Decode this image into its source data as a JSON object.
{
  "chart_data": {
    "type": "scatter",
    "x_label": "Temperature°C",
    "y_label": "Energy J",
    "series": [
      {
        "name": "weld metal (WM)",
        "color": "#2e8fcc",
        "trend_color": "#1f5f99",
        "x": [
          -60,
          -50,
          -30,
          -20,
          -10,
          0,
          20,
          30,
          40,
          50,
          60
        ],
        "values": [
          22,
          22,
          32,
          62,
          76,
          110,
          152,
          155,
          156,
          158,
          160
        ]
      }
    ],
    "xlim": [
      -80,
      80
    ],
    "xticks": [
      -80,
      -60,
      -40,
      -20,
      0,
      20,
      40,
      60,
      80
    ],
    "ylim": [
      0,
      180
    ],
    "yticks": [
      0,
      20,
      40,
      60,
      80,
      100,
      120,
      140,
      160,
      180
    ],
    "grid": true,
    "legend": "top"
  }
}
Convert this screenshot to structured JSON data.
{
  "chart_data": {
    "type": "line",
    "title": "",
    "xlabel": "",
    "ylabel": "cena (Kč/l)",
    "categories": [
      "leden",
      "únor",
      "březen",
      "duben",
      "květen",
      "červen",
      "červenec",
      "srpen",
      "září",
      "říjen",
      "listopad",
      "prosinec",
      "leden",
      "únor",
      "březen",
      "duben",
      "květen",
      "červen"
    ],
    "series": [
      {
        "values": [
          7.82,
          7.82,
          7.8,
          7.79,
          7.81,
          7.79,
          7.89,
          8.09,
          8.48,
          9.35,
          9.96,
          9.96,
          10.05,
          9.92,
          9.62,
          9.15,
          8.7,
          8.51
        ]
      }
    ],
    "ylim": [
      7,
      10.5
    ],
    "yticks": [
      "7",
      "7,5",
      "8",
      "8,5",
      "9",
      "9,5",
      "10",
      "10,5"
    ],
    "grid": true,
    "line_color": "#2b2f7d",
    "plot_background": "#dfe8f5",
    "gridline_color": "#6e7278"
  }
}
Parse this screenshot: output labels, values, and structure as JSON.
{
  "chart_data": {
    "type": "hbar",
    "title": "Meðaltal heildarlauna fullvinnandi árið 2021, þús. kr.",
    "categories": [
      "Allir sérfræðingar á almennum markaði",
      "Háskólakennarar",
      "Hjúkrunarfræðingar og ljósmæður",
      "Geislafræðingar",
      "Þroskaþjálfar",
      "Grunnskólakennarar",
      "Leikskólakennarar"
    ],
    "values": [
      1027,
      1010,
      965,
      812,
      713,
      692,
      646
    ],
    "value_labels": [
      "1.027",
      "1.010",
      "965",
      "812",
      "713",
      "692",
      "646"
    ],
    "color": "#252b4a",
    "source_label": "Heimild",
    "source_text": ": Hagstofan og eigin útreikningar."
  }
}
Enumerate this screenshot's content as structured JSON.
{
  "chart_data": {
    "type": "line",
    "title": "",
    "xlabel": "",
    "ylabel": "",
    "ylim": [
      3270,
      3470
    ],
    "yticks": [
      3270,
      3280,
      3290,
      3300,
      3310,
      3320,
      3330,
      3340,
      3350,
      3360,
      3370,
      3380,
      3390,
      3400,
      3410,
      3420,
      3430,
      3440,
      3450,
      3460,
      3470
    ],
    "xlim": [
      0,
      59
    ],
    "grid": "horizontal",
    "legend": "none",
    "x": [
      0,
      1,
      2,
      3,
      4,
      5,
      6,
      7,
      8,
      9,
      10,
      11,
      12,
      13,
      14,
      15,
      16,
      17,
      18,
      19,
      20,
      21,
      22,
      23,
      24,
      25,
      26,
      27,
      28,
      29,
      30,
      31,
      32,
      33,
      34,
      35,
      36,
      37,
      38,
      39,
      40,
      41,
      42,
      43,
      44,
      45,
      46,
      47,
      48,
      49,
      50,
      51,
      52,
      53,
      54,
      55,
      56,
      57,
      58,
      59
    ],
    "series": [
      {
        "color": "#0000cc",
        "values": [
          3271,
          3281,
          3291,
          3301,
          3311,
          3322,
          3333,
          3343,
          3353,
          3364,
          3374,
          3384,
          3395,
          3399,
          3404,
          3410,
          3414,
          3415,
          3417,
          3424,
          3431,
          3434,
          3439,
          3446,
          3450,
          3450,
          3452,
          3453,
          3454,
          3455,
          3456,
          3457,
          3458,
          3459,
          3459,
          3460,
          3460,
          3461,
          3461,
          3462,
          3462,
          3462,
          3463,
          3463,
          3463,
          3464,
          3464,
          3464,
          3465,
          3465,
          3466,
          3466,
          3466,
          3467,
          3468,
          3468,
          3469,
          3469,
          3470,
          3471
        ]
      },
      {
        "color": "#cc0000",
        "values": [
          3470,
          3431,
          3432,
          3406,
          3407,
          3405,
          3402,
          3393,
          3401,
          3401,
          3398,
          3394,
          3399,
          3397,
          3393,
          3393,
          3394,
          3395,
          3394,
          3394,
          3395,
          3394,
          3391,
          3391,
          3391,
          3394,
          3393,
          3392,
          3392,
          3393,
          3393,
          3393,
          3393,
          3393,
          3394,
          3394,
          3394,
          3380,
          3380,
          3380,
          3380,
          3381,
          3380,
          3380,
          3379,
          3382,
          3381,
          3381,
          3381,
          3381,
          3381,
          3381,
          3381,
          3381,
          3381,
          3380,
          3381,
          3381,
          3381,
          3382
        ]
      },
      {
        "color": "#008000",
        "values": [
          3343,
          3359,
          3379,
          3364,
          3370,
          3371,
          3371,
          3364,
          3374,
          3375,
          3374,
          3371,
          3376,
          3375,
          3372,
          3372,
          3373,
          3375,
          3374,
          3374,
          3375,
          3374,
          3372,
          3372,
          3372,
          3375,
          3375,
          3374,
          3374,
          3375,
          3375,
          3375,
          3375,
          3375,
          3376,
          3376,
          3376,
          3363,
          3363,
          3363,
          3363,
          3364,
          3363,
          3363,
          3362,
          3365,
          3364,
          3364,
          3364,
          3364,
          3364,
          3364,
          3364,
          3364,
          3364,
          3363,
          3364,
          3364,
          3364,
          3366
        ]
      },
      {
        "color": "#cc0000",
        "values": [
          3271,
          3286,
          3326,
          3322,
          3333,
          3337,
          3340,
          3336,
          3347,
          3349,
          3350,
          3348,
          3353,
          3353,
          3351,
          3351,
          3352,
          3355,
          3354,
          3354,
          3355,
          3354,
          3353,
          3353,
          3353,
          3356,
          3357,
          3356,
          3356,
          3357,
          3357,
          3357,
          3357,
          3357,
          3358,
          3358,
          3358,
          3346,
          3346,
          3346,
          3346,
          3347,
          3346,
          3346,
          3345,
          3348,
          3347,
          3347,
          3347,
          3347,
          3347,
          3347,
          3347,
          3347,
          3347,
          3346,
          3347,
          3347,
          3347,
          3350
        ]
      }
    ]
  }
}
──────────
Instruction:
Read the data above. Pull out each line in which the string "this" appears.

Exercise response:
Decode this image into its source data as a JSON object.
Convert this screenshot to structured JSON data.
Parse this screenshot: output labels, values, and structure as JSON.
Enumerate this screenshot's content as structured JSON.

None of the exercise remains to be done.